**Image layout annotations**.

==============================

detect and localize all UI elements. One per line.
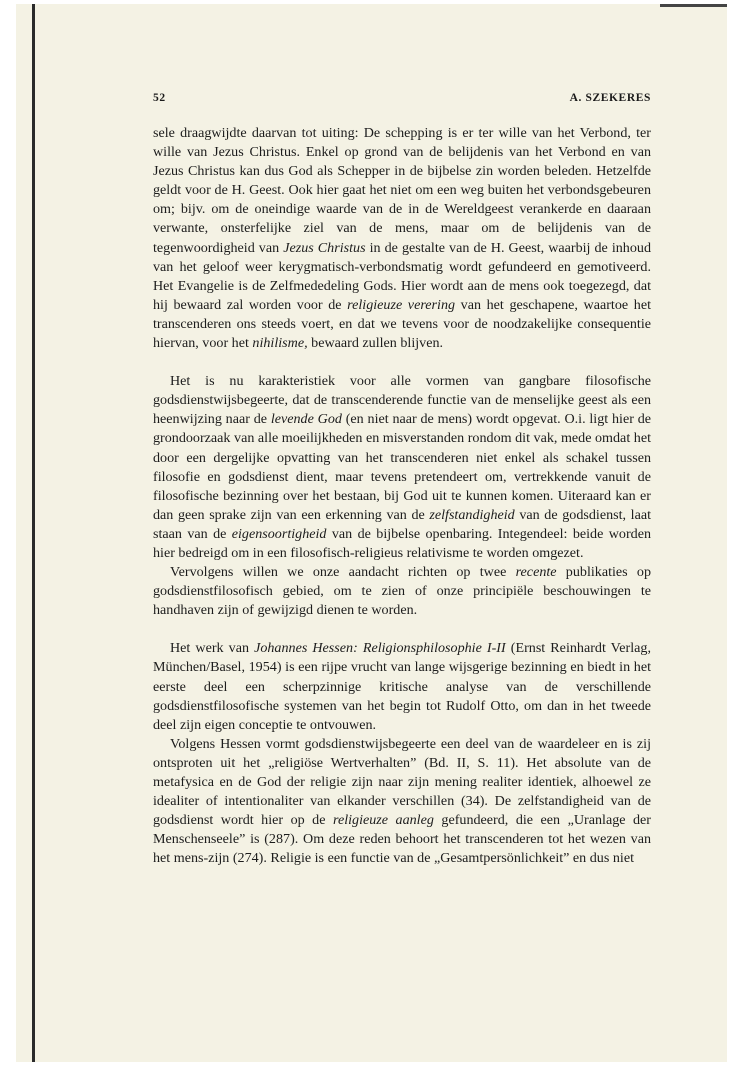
italic-run: recente xyxy=(515,564,557,581)
text-run: bewaard zullen blijven. xyxy=(307,335,444,352)
paragraph xyxy=(153,639,651,734)
running-author: A. SZEKERES xyxy=(569,92,651,104)
text-run: van het geschapene, waartoe het transcenderen ons steeds voert, en dat we tevens voor de noodzakelijke consequentie hiervan, voor het xyxy=(153,296,651,352)
text-run: in de gestalte van de H. Geest, waarbij de inhoud van het geloof weer kerygmatisch-verbondsmatig wordt gefundeerd en gemotiveerd. Het Evangelie is de Zelfmededeling Gods. Hier wordt aan de mens ook toegezegd, dat hij bewaard zal worden voor de xyxy=(153,239,651,313)
page-number: 52 xyxy=(153,92,166,104)
text-run: Het is nu karakteristiek voor alle vormen van gangbare filosofische godsdienstwijsbegeerte, dat de transcenderende functie van de menselijke geest als een heenwijzing naar de xyxy=(153,373,651,428)
text-run: gefundeerd, die een „Uranlage der Menschenseele” is (287). Om deze reden behoort het transcenderen tot het wezen van het mens-zijn (274). Religie is een functie van de „Gesamtpersönlichkeit” en dus niet xyxy=(153,812,651,867)
text-run: Vervolgens willen we onze aandacht richten op twee xyxy=(170,564,516,581)
text-run: van de bijbelse openbaring. Integendeel: beide worden hier bedreigd om in een filosofisch-religieus relativisme te worden omgezet. xyxy=(153,525,651,561)
italic-run: eigensoortigheid xyxy=(231,525,327,542)
paragraph xyxy=(153,124,651,353)
running-header xyxy=(153,92,651,108)
text-run: (Ernst Reinhardt Verlag, München/Basel, 1954) is een rijpe vrucht van lange wijsgerige bezinning en biedt in het eerste deel een scherpzinnige kritische analyse van de verschillende godsdienstfilosofische systemen van het begin tot Rudolf Otto, om dan in het tweede deel zijn eigen conceptie te ontvouwen. xyxy=(153,640,651,733)
scan-edge-left xyxy=(32,4,35,1062)
italic-run: Jezus Christus xyxy=(283,239,366,256)
text-run: van de godsdienst, laat staan van de xyxy=(153,506,652,542)
text-run: publikaties op godsdienstfilosofisch gebied, om te zien of onze principiële beschouwingen te handhaven zijn of gewijzigd dienen te worden. xyxy=(153,564,651,619)
text-run: Het werk van xyxy=(170,640,255,657)
italic-run: levende God xyxy=(270,411,342,428)
italic-run: Johannes Hessen: Religionsphilosophie I-II xyxy=(254,640,506,657)
scan-edge-top xyxy=(660,4,727,7)
italic-run: nihilisme, xyxy=(252,335,308,352)
text-run: sele draagwijdte daarvan tot uiting: De schepping is er ter wille van het Verbond, ter wille van Jezus Christus. Enkel op grond van de belijdenis van het Verbond en van Jezus Christus kan dus God als Schepper in de bijbelse zin worden beleden. Hetzelfde geldt voor de H. Geest. Ook hier gaat het niet om een weg buiten het verbondsgebeuren om; bijv. om de oneindige waarde van de in de Wereldgeest verankerde en daaraan verwante, onsterfelijke ziel van de mens, maar om de belijdenis van de tegenwoordigheid van xyxy=(153,125,651,256)
italic-run: religieuze aanleg xyxy=(332,812,434,829)
italic-run: religieuze verering xyxy=(347,296,456,313)
text-run: (en niet naar de mens) wordt opgevat. O.i. ligt hier de grondoorzaak van alle moeilijkheden en misverstanden rondom dit vak, mede omdat het door een dergelijke opvatting van het transcenderen niet enkel als schakel tussen filosofie en godsdienst dient, maar tevens pretendeert om, vertrekkende vanuit de filosofische bezinning over het bestaan, bij God uit te kunnen komen. Uiteraard kan er dan geen sprake zijn van een erkenning van de xyxy=(153,411,651,523)
body-text xyxy=(153,124,651,868)
paragraph xyxy=(153,735,651,869)
paragraph xyxy=(153,372,651,563)
text-run: Volgens Hessen vormt godsdienstwijsbegeerte een deel van de waardeleer en is zij ontsproten uit het „religiöse Wertverhalten” (Bd. II, S. 11). Het absolute van de metafysica en de God der religie zijn naar zijn mening realiter identiek, alhoewel ze idealiter of intentionaliter van elkander verschillen (34). De zelfstandigheid van de godsdienst wordt hier op de xyxy=(153,735,651,829)
italic-run: zelfstandigheid xyxy=(429,506,515,523)
paragraph xyxy=(153,563,651,620)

==============================

**CHALLENGE**. Rewrite the rows from the line with "italic-run: recente xyxy=(515,564,557,581)" to the line with "text-run: (Ernst Reinhardt", putting "text-span" wherever "text-run" appears and keeping everything else the same.

**SOLUTION**.
italic-run: recente xyxy=(515,564,557,581)
text-span: bewaard zullen blijven. xyxy=(307,335,444,352)
paragraph xyxy=(153,639,651,734)
running-author: A. SZEKERES xyxy=(569,92,651,104)
text-span: van het geschapene, waartoe het transcenderen ons steeds voert, en dat we tevens voor de noodzakelijke consequentie hiervan, voor het xyxy=(153,296,651,352)
text-span: in de gestalte van de H. Geest, waarbij de inhoud van het geloof weer kerygmatisch-verbondsmatig wordt gefundeerd en gemotiveerd. Het Evangelie is de Zelfmededeling Gods. Hier wordt aan de mens ook toegezegd, dat hij bewaard zal worden voor de xyxy=(153,239,651,313)
page-number: 52 xyxy=(153,92,166,104)
text-span: Het is nu karakteristiek voor alle vormen van gangbare filosofische godsdienstwijsbegeerte, dat de transcenderende functie van de menselijke geest als een heenwijzing naar de xyxy=(153,373,651,428)
text-span: gefundeerd, die een „Uranlage der Menschenseele” is (287). Om deze reden behoort het transcenderen tot het wezen van het mens-zijn (274). Religie is een functie van de „Gesamtpersönlichkeit” en dus niet xyxy=(153,812,651,867)
text-span: Vervolgens willen we onze aandacht richten op twee xyxy=(170,564,516,581)
text-span: van de bijbelse openbaring. Integendeel: beide worden hier bedreigd om in een filosofisch-religieus relativisme te worden omgezet. xyxy=(153,525,651,561)
italic-run: eigensoortigheid xyxy=(231,525,327,542)
paragraph xyxy=(153,124,651,353)
running-header xyxy=(153,92,651,108)
text-span: (Ernst Reinhardt Verlag, München/Basel, 1954) is een rijpe vrucht van lange wijsgerige bezinning en biedt in het eerste deel een scherpzinnige kritische analyse van de verschillende godsdienstfilosofische systemen van het begin tot Rudolf Otto, om dan in het tweede deel zijn eigen conceptie te ontvouwen. xyxy=(153,640,651,733)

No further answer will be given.